- Stored data -
━━━━━━━━━━━━━━━━━━━━━━━━━━━━━━

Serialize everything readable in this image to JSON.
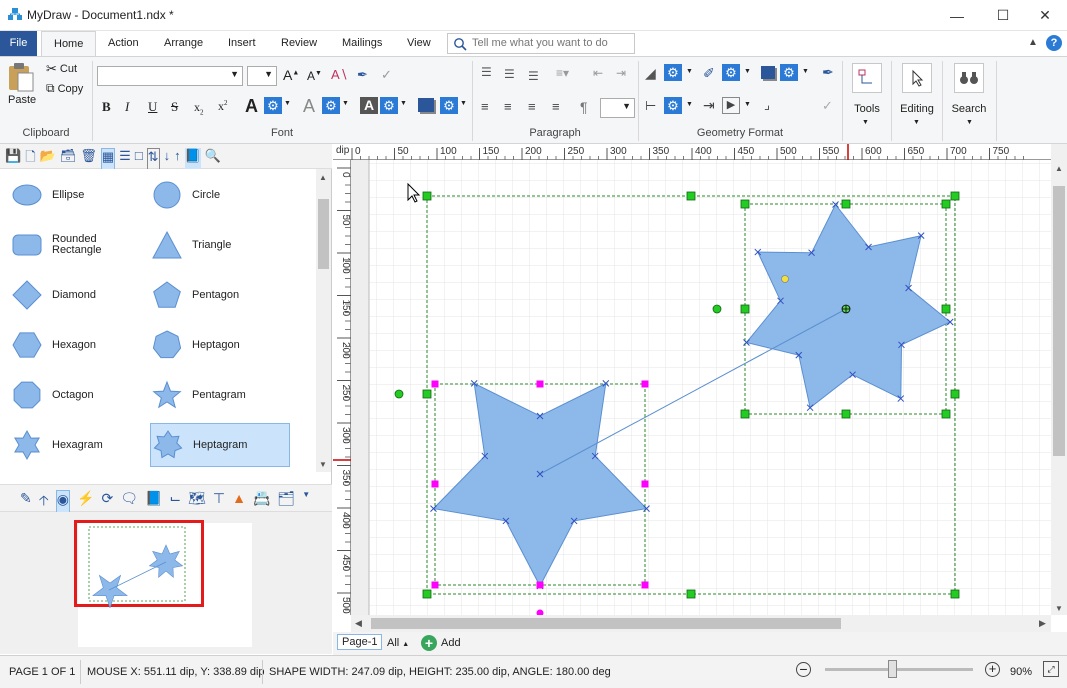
{
  "app": {
    "title": "MyDraw - Document1.ndx *"
  },
  "tabs": [
    {
      "label": "File"
    },
    {
      "label": "Home"
    },
    {
      "label": "Action"
    },
    {
      "label": "Arrange"
    },
    {
      "label": "Insert"
    },
    {
      "label": "Review"
    },
    {
      "label": "Mailings"
    },
    {
      "label": "View"
    }
  ],
  "tellme": {
    "placeholder": "Tell me what you want to do"
  },
  "ribbon": {
    "clipboard": {
      "label": "Clipboard",
      "paste": "Paste",
      "cut": "Cut",
      "copy": "Copy"
    },
    "font": {
      "label": "Font"
    },
    "paragraph": {
      "label": "Paragraph"
    },
    "geometry": {
      "label": "Geometry Format"
    },
    "tools": {
      "label": "Tools"
    },
    "editing": {
      "label": "Editing"
    },
    "search": {
      "label": "Search"
    }
  },
  "shapes": [
    {
      "label": "Ellipse",
      "icon": "ellipse"
    },
    {
      "label": "Circle",
      "icon": "circle"
    },
    {
      "label": "Rounded\nRectangle",
      "icon": "rounded-rectangle"
    },
    {
      "label": "Triangle",
      "icon": "triangle"
    },
    {
      "label": "Diamond",
      "icon": "diamond"
    },
    {
      "label": "Pentagon",
      "icon": "pentagon"
    },
    {
      "label": "Hexagon",
      "icon": "hexagon"
    },
    {
      "label": "Heptagon",
      "icon": "heptagon"
    },
    {
      "label": "Octagon",
      "icon": "octagon"
    },
    {
      "label": "Pentagram",
      "icon": "pentagram"
    },
    {
      "label": "Hexagram",
      "icon": "hexagram"
    },
    {
      "label": "Heptagram",
      "icon": "heptagram",
      "selected": true
    }
  ],
  "ruler": {
    "unit": "dip",
    "h_ticks": [
      "0",
      "50",
      "100",
      "150",
      "200",
      "250",
      "300",
      "350",
      "400",
      "450",
      "500",
      "550",
      "600",
      "650",
      "700",
      "750"
    ],
    "v_ticks": [
      "0",
      "50",
      "100",
      "150",
      "200",
      "250",
      "300",
      "350",
      "400",
      "450",
      "500"
    ]
  },
  "pages": {
    "current": "Page-1",
    "all": "All",
    "add": "Add"
  },
  "status": {
    "page": "PAGE 1 OF 1",
    "mouse": "MOUSE X: 551.11 dip, Y: 338.89 dip",
    "shape": "SHAPE WIDTH: 247.09 dip, HEIGHT: 235.00 dip, ANGLE: 180.00 deg",
    "zoom": "90%",
    "zoom_level": 0.45
  },
  "colors": {
    "accent": "#2b579a",
    "shape_fill": "#8db8ea",
    "shape_stroke": "#5a8fd0",
    "handle_green": "#22cc22",
    "handle_magenta": "#ff00ff"
  }
}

━━━━━━━━━━━━━━━━━━━━━━━━━━━━━━

- Goal of the exercise -
Provide only the number of lines in the records containing the string "icon".

- Answer in full -
12